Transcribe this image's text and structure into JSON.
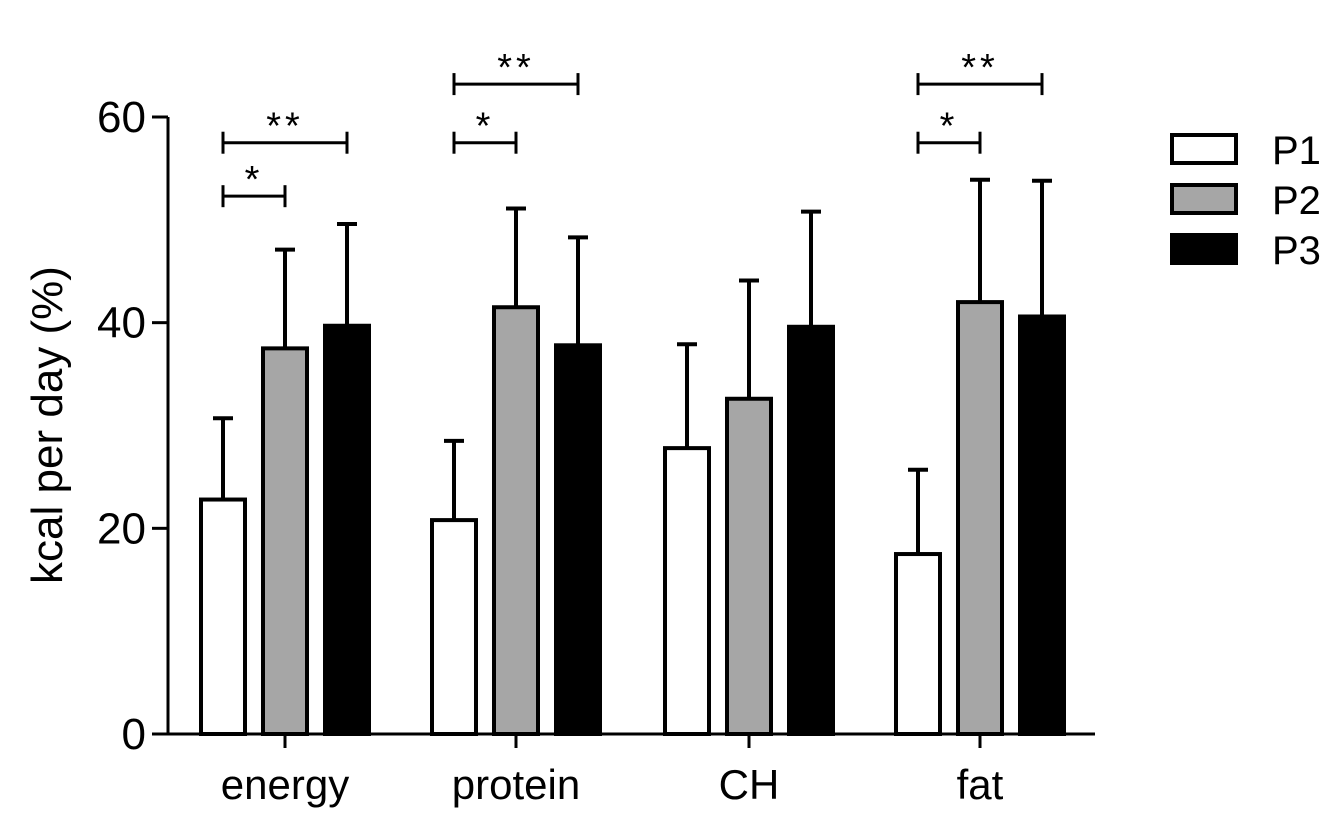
{
  "chart_data": {
    "type": "bar",
    "title": "",
    "xlabel": "",
    "ylabel": "kcal per day (%)",
    "ylim": [
      0,
      60
    ],
    "yticks": [
      0,
      20,
      40,
      60
    ],
    "grid": false,
    "legend_position": "right",
    "categories": [
      "energy",
      "protein",
      "CH",
      "fat"
    ],
    "series": [
      {
        "name": "P1",
        "color": "#ffffff",
        "values": [
          22.8,
          20.8,
          27.8,
          17.5
        ],
        "errors": [
          7.9,
          7.7,
          10.1,
          8.2
        ]
      },
      {
        "name": "P2",
        "color": "#a6a6a6",
        "values": [
          37.5,
          41.5,
          32.6,
          42.0
        ],
        "errors": [
          9.6,
          9.6,
          11.5,
          11.9
        ]
      },
      {
        "name": "P3",
        "color": "#000000",
        "values": [
          39.7,
          37.8,
          39.6,
          40.6
        ],
        "errors": [
          9.9,
          10.5,
          11.2,
          13.2
        ]
      }
    ],
    "significance": [
      {
        "category": "energy",
        "from_series": 0,
        "to_series": 1,
        "label": "*",
        "y": 52.3
      },
      {
        "category": "energy",
        "from_series": 0,
        "to_series": 2,
        "label": "**",
        "y": 57.5
      },
      {
        "category": "protein",
        "from_series": 0,
        "to_series": 1,
        "label": "*",
        "y": 57.5
      },
      {
        "category": "protein",
        "from_series": 0,
        "to_series": 2,
        "label": "**",
        "y": 63.2
      },
      {
        "category": "fat",
        "from_series": 0,
        "to_series": 1,
        "label": "*",
        "y": 57.5
      },
      {
        "category": "fat",
        "from_series": 0,
        "to_series": 2,
        "label": "**",
        "y": 63.2
      }
    ]
  }
}
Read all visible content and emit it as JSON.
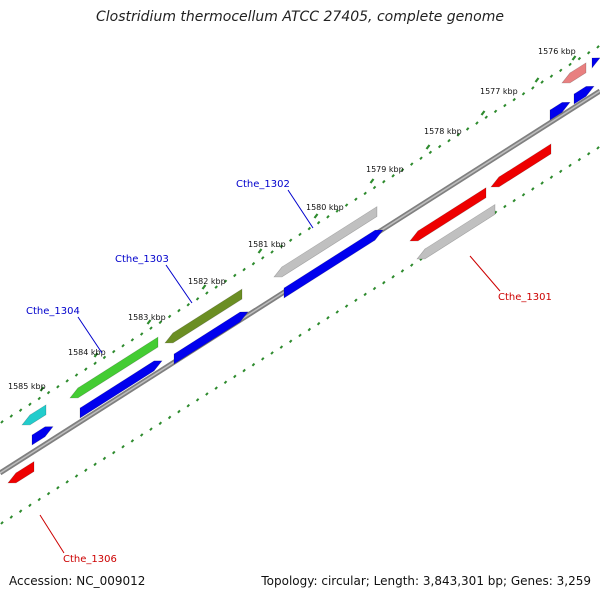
{
  "title": "Clostridium thermocellum ATCC 27405, complete genome",
  "accession": "Accession: NC_009012",
  "summary": "Topology: circular; Length: 3,843,301 bp; Genes: 3,259",
  "ticks": [
    {
      "label": "1576 kbp"
    },
    {
      "label": "1577 kbp"
    },
    {
      "label": "1578 kbp"
    },
    {
      "label": "1579 kbp"
    },
    {
      "label": "1580 kbp"
    },
    {
      "label": "1581 kbp"
    },
    {
      "label": "1582 kbp"
    },
    {
      "label": "1583 kbp"
    },
    {
      "label": "1584 kbp"
    },
    {
      "label": "1585 kbp"
    }
  ],
  "gene_labels": [
    {
      "label": "Cthe_1302",
      "color": "#0000cc"
    },
    {
      "label": "Cthe_1303",
      "color": "#0000cc"
    },
    {
      "label": "Cthe_1304",
      "color": "#0000cc"
    },
    {
      "label": "Cthe_1301",
      "color": "#cc0000"
    },
    {
      "label": "Cthe_1306",
      "color": "#cc0000"
    }
  ],
  "colors": {
    "forward_cds": "#0000ee",
    "reverse_cds": "#ee0000",
    "backbone": "#808080",
    "tick": "#2e8b2e",
    "gray_feature": "#c0c0c0",
    "green_feature": "#44cc33",
    "olive_feature": "#6b8e23",
    "cyan_feature": "#22cccc",
    "pink_feature": "#e88080"
  }
}
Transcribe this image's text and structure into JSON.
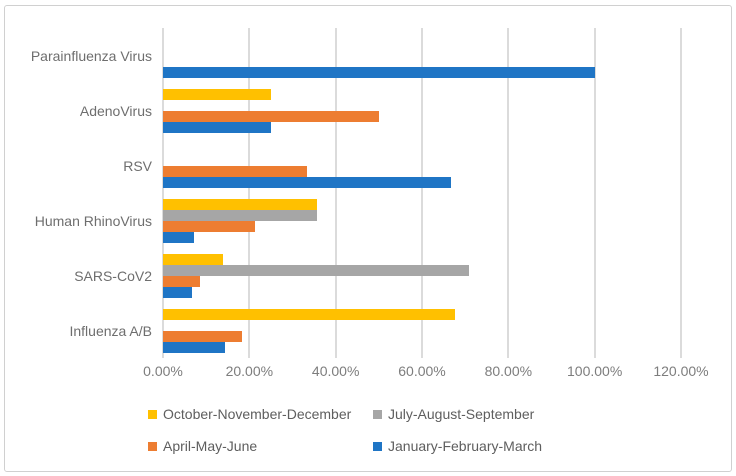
{
  "figure": {
    "background": "#ffffff",
    "border_color": "#d0d0d0"
  },
  "chart_data": {
    "type": "bar",
    "orientation": "horizontal",
    "title": "",
    "xlabel": "",
    "ylabel": "",
    "categories": [
      "Parainfluenza Virus",
      "AdenoVirus",
      "RSV",
      "Human RhinoVirus",
      "SARS-CoV2",
      "Influenza A/B"
    ],
    "series": [
      {
        "name": "October-November-December",
        "color": "#FFC000",
        "values": [
          0,
          25,
          0,
          35.7,
          13.8,
          67.6
        ]
      },
      {
        "name": "July-August-September",
        "color": "#A6A6A6",
        "values": [
          0,
          0,
          0,
          35.7,
          70.8,
          0
        ]
      },
      {
        "name": "April-May-June",
        "color": "#ED7D31",
        "values": [
          0,
          50,
          33.3,
          21.4,
          8.5,
          18.4
        ]
      },
      {
        "name": "January-February-March",
        "color": "#1F75C5",
        "values": [
          100,
          25,
          66.7,
          7.1,
          6.8,
          14.3
        ]
      }
    ],
    "x_axis": {
      "min": 0,
      "max": 120,
      "tick_step": 20,
      "tick_labels": [
        "0.00%",
        "20.00%",
        "40.00%",
        "60.00%",
        "80.00%",
        "100.00%",
        "120.00%"
      ],
      "unit": "percent"
    },
    "grid": {
      "vertical": true,
      "color": "#dbdbdb"
    },
    "legend": {
      "position": "bottom",
      "rows": [
        [
          "October-November-December",
          "July-August-September"
        ],
        [
          "April-May-June",
          "January-February-March"
        ]
      ]
    },
    "text_colors": {
      "category": "#6e6e6e",
      "axis": "#7d7d7d",
      "legend": "#5e5e5e"
    }
  }
}
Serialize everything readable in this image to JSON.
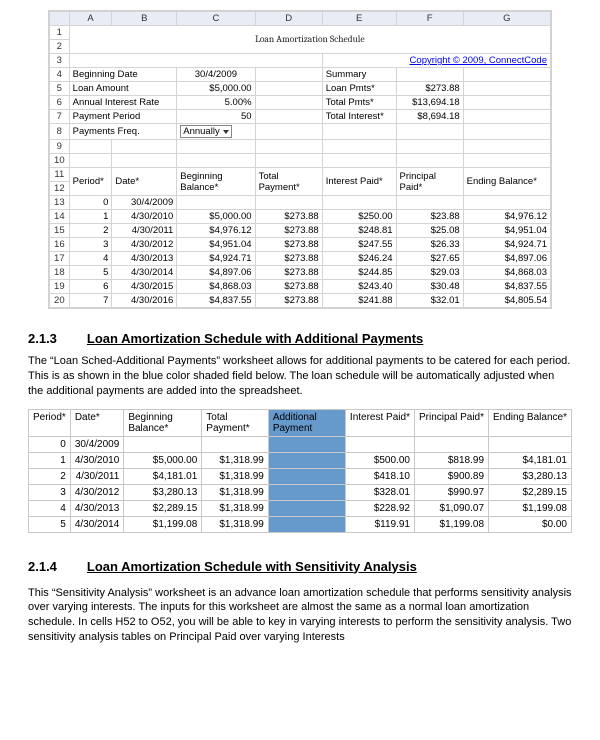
{
  "excel": {
    "cols": [
      "A",
      "B",
      "C",
      "D",
      "E",
      "F",
      "G"
    ],
    "title": "Loan Amortization Schedule",
    "copyright": "Copyright © 2009, ConnectCode",
    "inputs": {
      "begin_date_label": "Beginning Date",
      "begin_date": "30/4/2009",
      "loan_amount_label": "Loan Amount",
      "loan_amount": "$5,000.00",
      "rate_label": "Annual Interest Rate",
      "rate": "5.00%",
      "period_label": "Payment Period",
      "period": "50",
      "freq_label": "Payments Freq.",
      "freq_value": "Annually"
    },
    "summary": {
      "label": "Summary",
      "loan_pmts_label": "Loan Pmts*",
      "loan_pmts": "$273.88",
      "total_pmts_label": "Total Pmts*",
      "total_pmts": "$13,694.18",
      "total_interest_label": "Total Interest*",
      "total_interest": "$8,694.18"
    },
    "sched_headers": [
      "Period*",
      "Date*",
      "Beginning Balance*",
      "Total Payment*",
      "Interest Paid*",
      "Principal Paid*",
      "Ending Balance*"
    ],
    "sched_rows": [
      [
        "0",
        "30/4/2009",
        "",
        "",
        "",
        "",
        ""
      ],
      [
        "1",
        "4/30/2010",
        "$5,000.00",
        "$273.88",
        "$250.00",
        "$23.88",
        "$4,976.12"
      ],
      [
        "2",
        "4/30/2011",
        "$4,976.12",
        "$273.88",
        "$248.81",
        "$25.08",
        "$4,951.04"
      ],
      [
        "3",
        "4/30/2012",
        "$4,951.04",
        "$273.88",
        "$247.55",
        "$26.33",
        "$4,924.71"
      ],
      [
        "4",
        "4/30/2013",
        "$4,924.71",
        "$273.88",
        "$246.24",
        "$27.65",
        "$4,897.06"
      ],
      [
        "5",
        "4/30/2014",
        "$4,897.06",
        "$273.88",
        "$244.85",
        "$29.03",
        "$4,868.03"
      ],
      [
        "6",
        "4/30/2015",
        "$4,868.03",
        "$273.88",
        "$243.40",
        "$30.48",
        "$4,837.55"
      ],
      [
        "7",
        "4/30/2016",
        "$4,837.55",
        "$273.88",
        "$241.88",
        "$32.01",
        "$4,805.54"
      ]
    ],
    "row_nums": [
      "1",
      "2",
      "3",
      "4",
      "5",
      "6",
      "7",
      "8",
      "9",
      "10",
      "11",
      "12",
      "13",
      "14",
      "15",
      "16",
      "17",
      "18",
      "19",
      "20"
    ]
  },
  "sec213": {
    "num": "2.1.3",
    "title": "Loan Amortization Schedule with Additional Payments",
    "body": "The “Loan Sched-Additional Payments” worksheet allows for additional payments to be catered for each period. This is as shown in the blue color shaded field below. The loan schedule will be automatically adjusted when the additional payments are added into the spreadsheet.",
    "headers": [
      "Period*",
      "Date*",
      "Beginning Balance*",
      "Total Payment*",
      "Additional Payment",
      "Interest Paid*",
      "Principal Paid*",
      "Ending Balance*"
    ],
    "rows": [
      [
        "0",
        "30/4/2009",
        "",
        "",
        "",
        "",
        "",
        ""
      ],
      [
        "1",
        "4/30/2010",
        "$5,000.00",
        "$1,318.99",
        "",
        "$500.00",
        "$818.99",
        "$4,181.01"
      ],
      [
        "2",
        "4/30/2011",
        "$4,181.01",
        "$1,318.99",
        "",
        "$418.10",
        "$900.89",
        "$3,280.13"
      ],
      [
        "3",
        "4/30/2012",
        "$3,280.13",
        "$1,318.99",
        "",
        "$328.01",
        "$990.97",
        "$2,289.15"
      ],
      [
        "4",
        "4/30/2013",
        "$2,289.15",
        "$1,318.99",
        "",
        "$228.92",
        "$1,090.07",
        "$1,199.08"
      ],
      [
        "5",
        "4/30/2014",
        "$1,199.08",
        "$1,318.99",
        "",
        "$119.91",
        "$1,199.08",
        "$0.00"
      ]
    ]
  },
  "sec214": {
    "num": "2.1.4",
    "title": "Loan Amortization Schedule with Sensitivity Analysis",
    "body": "This “Sensitivity Analysis” worksheet is an advance loan amortization schedule that performs sensitivity analysis over varying interests. The inputs for this worksheet are almost the same as a normal loan amortization schedule. In cells H52 to O52, you will be able to key in varying interests to perform the sensitivity analysis. Two sensitivity analysis tables on Principal Paid over varying Interests"
  }
}
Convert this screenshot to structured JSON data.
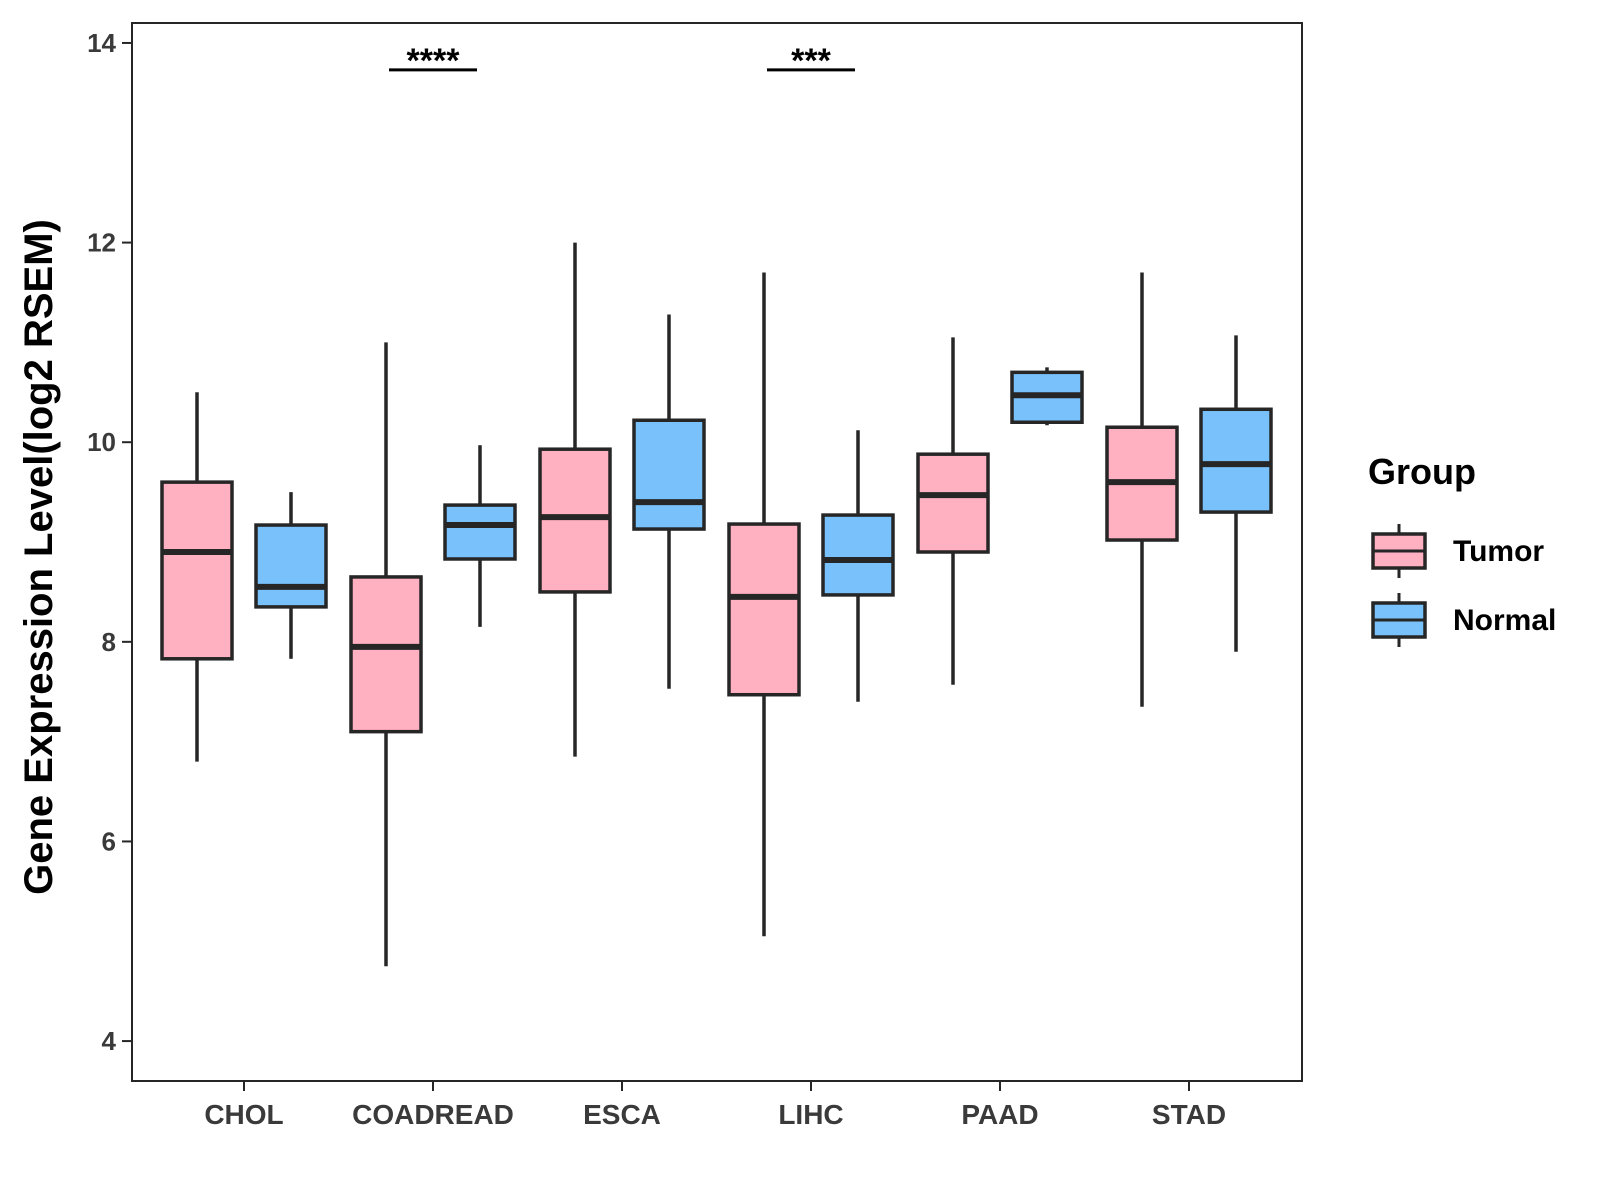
{
  "chart_data": {
    "type": "boxplot",
    "ylabel": "Gene Expression Level(log2 RSEM)",
    "xlabel": "",
    "ylim": [
      3.6,
      14.2
    ],
    "yticks": [
      4,
      6,
      8,
      10,
      12,
      14
    ],
    "ytick_labels": [
      "4",
      "6",
      "8",
      "10",
      "12",
      "14"
    ],
    "categories": [
      "CHOL",
      "COADREAD",
      "ESCA",
      "LIHC",
      "PAAD",
      "STAD"
    ],
    "legend": {
      "title": "Group",
      "position": "right",
      "entries": [
        "Tumor",
        "Normal"
      ]
    },
    "colors": {
      "Tumor": "#FFB0C1",
      "Normal": "#78C1FA",
      "outline": "#262626"
    },
    "series": [
      {
        "name": "Tumor",
        "boxes": [
          {
            "category": "CHOL",
            "low": 6.8,
            "q1": 7.83,
            "median": 8.9,
            "q3": 9.6,
            "high": 10.5
          },
          {
            "category": "COADREAD",
            "low": 4.75,
            "q1": 7.1,
            "median": 7.95,
            "q3": 8.65,
            "high": 11.0
          },
          {
            "category": "ESCA",
            "low": 6.85,
            "q1": 8.5,
            "median": 9.25,
            "q3": 9.93,
            "high": 12.0
          },
          {
            "category": "LIHC",
            "low": 5.05,
            "q1": 7.47,
            "median": 8.45,
            "q3": 9.18,
            "high": 11.7
          },
          {
            "category": "PAAD",
            "low": 7.57,
            "q1": 8.9,
            "median": 9.47,
            "q3": 9.88,
            "high": 11.05
          },
          {
            "category": "STAD",
            "low": 7.35,
            "q1": 9.02,
            "median": 9.6,
            "q3": 10.15,
            "high": 11.7
          }
        ]
      },
      {
        "name": "Normal",
        "boxes": [
          {
            "category": "CHOL",
            "low": 7.83,
            "q1": 8.35,
            "median": 8.55,
            "q3": 9.17,
            "high": 9.5
          },
          {
            "category": "COADREAD",
            "low": 8.15,
            "q1": 8.83,
            "median": 9.17,
            "q3": 9.37,
            "high": 9.97
          },
          {
            "category": "ESCA",
            "low": 7.53,
            "q1": 9.13,
            "median": 9.4,
            "q3": 10.22,
            "high": 11.28
          },
          {
            "category": "LIHC",
            "low": 7.4,
            "q1": 8.47,
            "median": 8.82,
            "q3": 9.27,
            "high": 10.12
          },
          {
            "category": "PAAD",
            "low": 10.17,
            "q1": 10.2,
            "median": 10.47,
            "q3": 10.7,
            "high": 10.75
          },
          {
            "category": "STAD",
            "low": 7.9,
            "q1": 9.3,
            "median": 9.78,
            "q3": 10.33,
            "high": 11.07
          }
        ]
      }
    ],
    "significance": [
      {
        "category": "COADREAD",
        "label": "****",
        "y": 13.73
      },
      {
        "category": "LIHC",
        "label": "***",
        "y": 13.73
      }
    ]
  }
}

» WHAT IS REQUIRED
Give only the number of lines in the preceding material that contain the string "median".

» SOLUTION
12